**Task instructions**
Pick out all lines of the entries that include the word "caducifoli" and copy them.

(Source data)
------------------------------------------------------------------------

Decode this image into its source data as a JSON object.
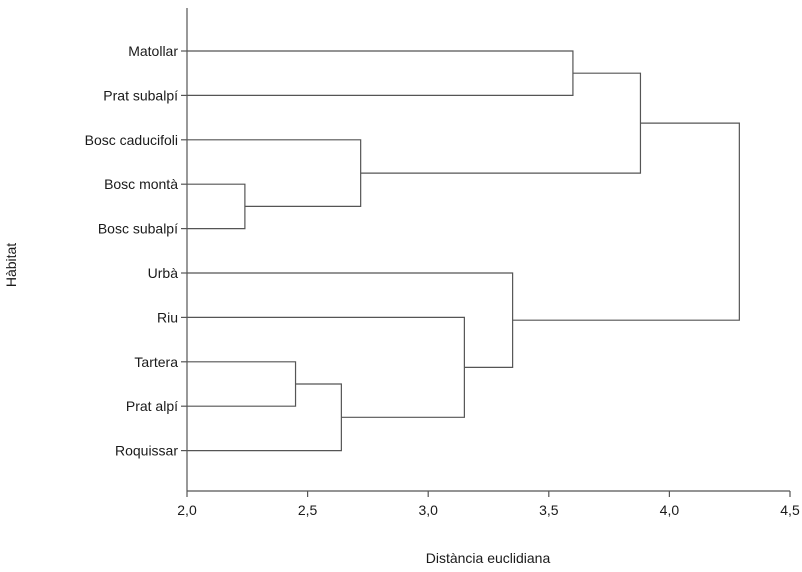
{
  "chart_data": {
    "type": "dendrogram",
    "xlabel": "Distància euclidiana",
    "ylabel": "Hàbitat",
    "xlim": [
      2.0,
      4.5
    ],
    "xticks": [
      "2,0",
      "2,5",
      "3,0",
      "3,5",
      "4,0",
      "4,5"
    ],
    "xtick_values": [
      2.0,
      2.5,
      3.0,
      3.5,
      4.0,
      4.5
    ],
    "leaves": [
      "Matollar",
      "Prat subalpí",
      "Bosc caducifoli",
      "Bosc montà",
      "Bosc subalpí",
      "Urbà",
      "Riu",
      "Tartera",
      "Prat alpí",
      "Roquissar"
    ],
    "merges": [
      {
        "left": "Bosc montà",
        "right": "Bosc subalpí",
        "distance": 2.24
      },
      {
        "left": "Tartera",
        "right": "Prat alpí",
        "distance": 2.45
      },
      {
        "left": "Tartera+Prat alpí",
        "right": "Roquissar",
        "distance": 2.64
      },
      {
        "left": "Bosc caducifoli",
        "right": "Bosc montà+Bosc subalpí",
        "distance": 2.72
      },
      {
        "left": "Riu",
        "right": "Tartera+Prat alpí+Roquissar",
        "distance": 3.15
      },
      {
        "left": "Urbà",
        "right": "Riu+Tartera+Prat alpí+Roquissar",
        "distance": 3.35
      },
      {
        "left": "Matollar",
        "right": "Prat subalpí",
        "distance": 3.6
      },
      {
        "left": "Matollar+Prat subalpí",
        "right": "Bosc caducifoli+Bosc montà+Bosc subalpí",
        "distance": 3.88
      },
      {
        "left": "forest/upper group",
        "right": "lower group",
        "distance": 4.29
      }
    ]
  }
}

------------------------------------------------------------------------

**Expected output**
      "Bosc caducifoli",
        "left": "Bosc caducifoli",
        "right": "Bosc caducifoli+Bosc montà+Bosc subalpí",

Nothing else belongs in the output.